▶ **Qué se pide**
¿Podrías prolongar el texto sobre George Washington a partir de su última oración?

EGIPTO , MARAVILLOSO

lunes, 11 de febrero de 2008

George Washington

(2ª parte)

Declarada en 1756 la guerra de los Siete Años, que para los colonos ingleses en América suponía la lucha por su expansión frente al predominio francés, Washington fue designado teniente coronel del regimiento de Virginia, a las órdenes del general Fry. Al morir éste en combate, le sucedió como jefe supremo de las fuerzas armadas del condado, pasando poco después a formar parte del estado mayor del general Braddock, que dirigía las tropas regulares enviadas por Inglaterra. El 9 de julio de 1755 se distinguió en la batalla de Monongahela por su coraje y capacidad de decisión, si bien ésta acabó en un desastre para los ingleses.
La derrota repercutió de tal forma en su ánimo que el joven militar se retiró a Mount Vernon con el firme propósito de no volver a tomar las armas. Pero no pudo llevarlo a cabo, pues los notables de Virginia le pidieron que se hiciera cargo de las tropas, a pesar de que sólo contaba con veintitrés años de edad. Washington conservó el mando entre 1755 y 1758, época en que también fue elegido como representante del condado de Frederic para la Cámara de los Burgueses de Virginia. Su nombre ya era popular, se le admiraba por su experiencia y tacto, y comenzaba a labrarse un sólido prestigio político interviniendo activamente en las deliberaciones de la asamblea.
Tras algunos sinsabores, desilusionado ante el curso de la guerra con Francia y la conducta de los comandantes británicos, Washington renunció a su cargo militar para regresar a Mount Vernon y al poco tiempo, el 6 de enero de 1759, se casó con Martha Dandridge, una mujer tan rica como bella, viuda del coronel Parke Custis y dueña de una de las mayores fortunas de Virginia. Poseía un gran número de esclavos, 15.000 valiosos acres y dos hijos de seis y cuatro años, que se convirtieron en la verdadera familia de Washington.
En Mount Vernon la pareja, unida más que por un amor apasionado por una armoniosa felicidad, llevaba la vida de los ricos propietarios, atentos a la prosperidad de sus tierras y al papel prominente que desempeñaban en la vida social de la región. Todo se hacía a lo grande, la ropa se compraba en Londres, las fiestas eran espléndidas y los huéspedes se contaban por cientos. Pero esta vida rumbosa se vería interrumpida por el vendaval político que pronto se abatió en la América del Norte.

▶ **Entradas de datos**

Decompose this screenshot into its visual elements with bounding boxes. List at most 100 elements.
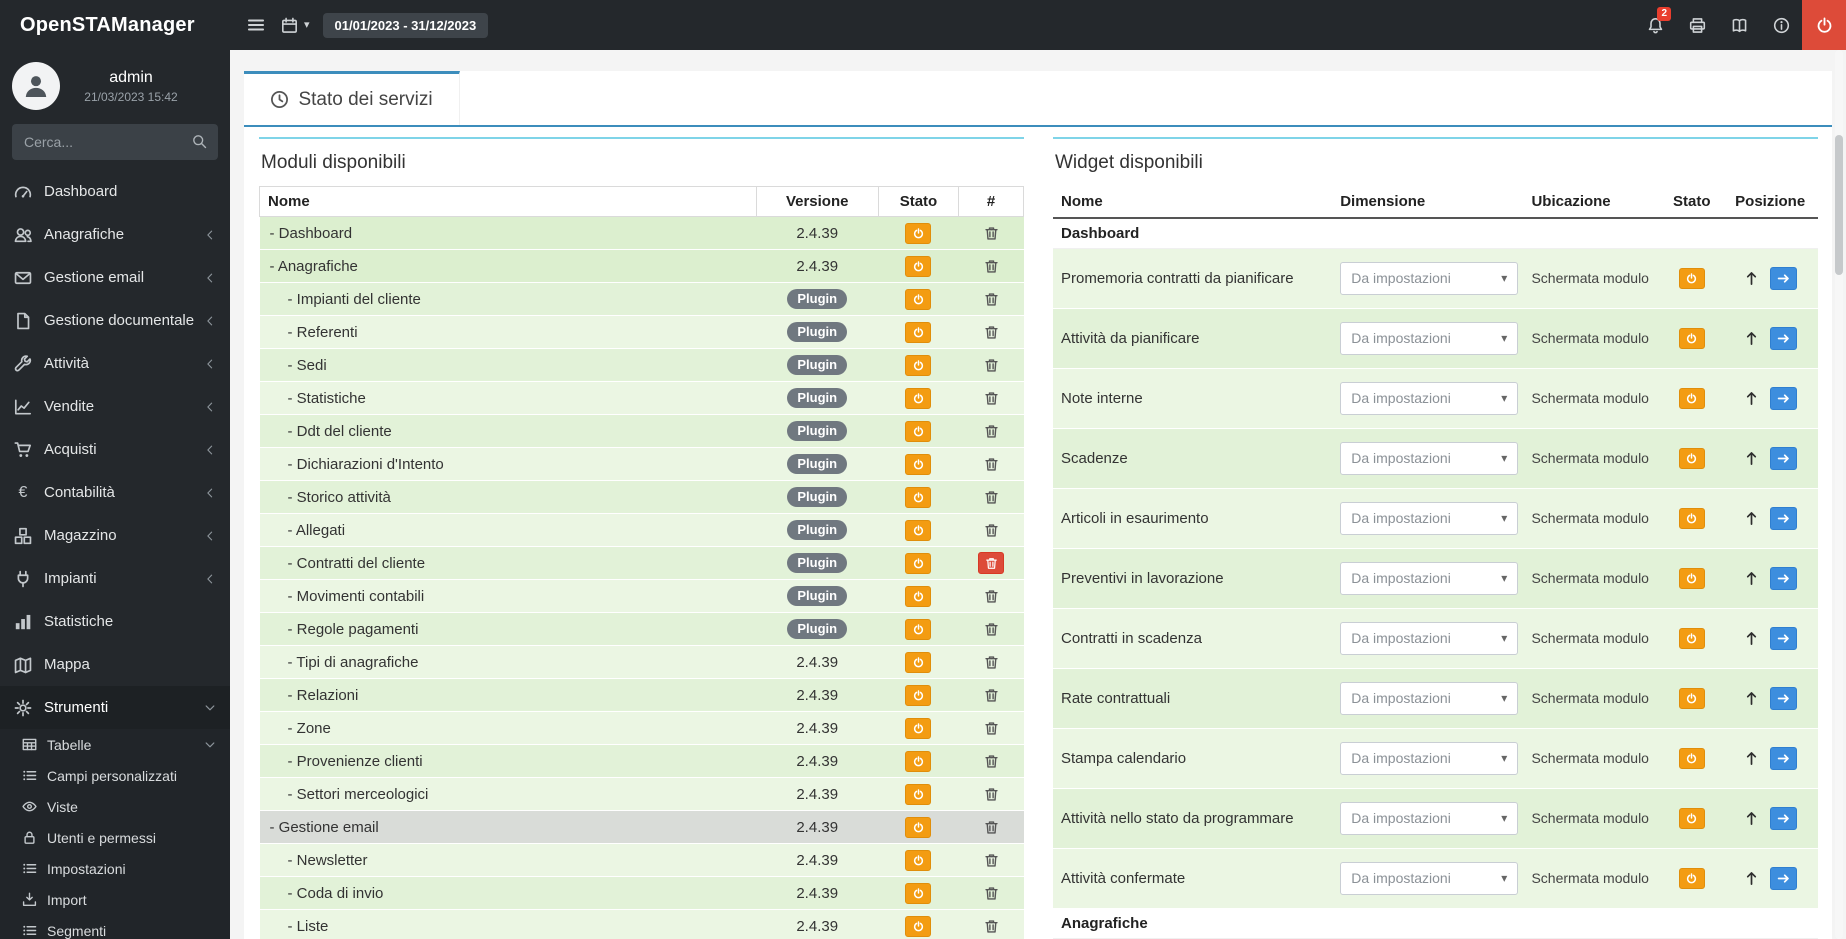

---

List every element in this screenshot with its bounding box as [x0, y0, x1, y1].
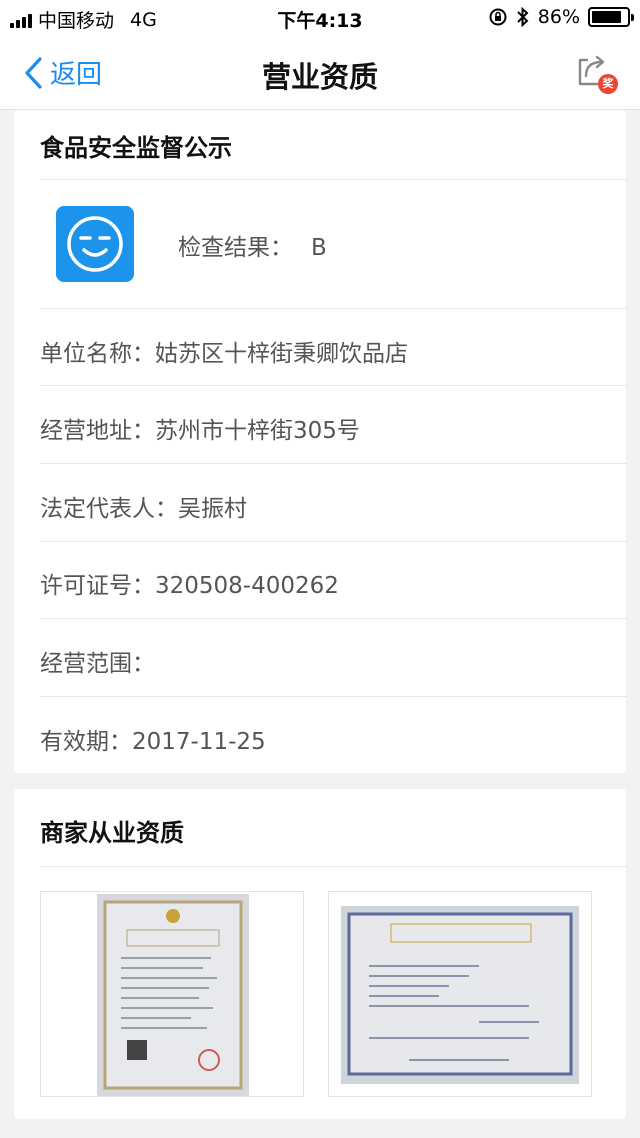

▶ **Respuesta del ejercicio**
El final de la guerra de los Siete Años, signado el 10 de febrero de 1762 por el Tratado de París, significó la renuncia de Francia a sus pretensiones sobre Acadia y Nueva Escocia y la posesión, por parte de Inglaterra, de Canadá y toda la región de Luisiana, salvo Nueva Orleáns. Pero la discrepancia mercantil entre Londres y sus colonias aumentó a raíz de esta conclusión, pues el gobierno inglés consideró que todas sus posesiones habían de cooperar en la amortización de los gastos ocasionados por la guerra, ya que todas ellas se habían beneficiado de sus resultados.
De hecho, el déficit originado por la contienda era enorme, y en marzo de 1765 el parlamento inglés votó un impuesto que hirió los derechos tradicionales de las colonias, imponiendo el uso de papel timbrado para toda clase de contratos. Con verdadera ceguera política, al año siguiente impuso una serie de derechos aduaneros sobre el papel, el vidrio, el plomo y el té, que provocaron la indignación del mundo comercial norteamericano y la formación de ligas patrióticas contra el consumo de mercancías inglesas. A la vanguardia de las luchas que precedieron al estallido revolucionario habían de colocarse los aristócratas de Virginia y los demócratas de Massachusetts. Washington se sintió irritado por tales medidas, pero continuó considerándose un súbdito leal a Inglaterra y un hombre de opiniones moderadas.
En 1773 la población de Boston protestó contra los impuestos arrojando los cargamentos de té al mar. El hecho, conocido como el Boston Tea Party, acabó de abrirle los ojos a Washington y de volcarle hacia la defensa de las libertades americanas. Cuando los legisladores de Virginia se reunieron al año siguiente en Raleigh, él estuvo presente y firmó las resoluciones. En la primera legislatura revolucionaria de ese año pronunció un elocuente discurso declarando: «Organizaré un ejército de mil hombres, los mantendré con mi dinero y me pondré al frente de ellos para defender a Boston». Ya había dejado de ser un moderado cuando, vestido de uniforme, representó a Virginia en el Primer Congreso Continental que se celebró en Filadelfia en 1774. Sus cartas muestran que aún se oponía a la idea de la independencia, pero que estaba decidido a no renunciar a «la pérdida de los derechos y privilegios que son esenciales a la felicidad de todo Estado libre y sin los cuales la vida, la libertad y la propiedad se tornan totalmente inseguras».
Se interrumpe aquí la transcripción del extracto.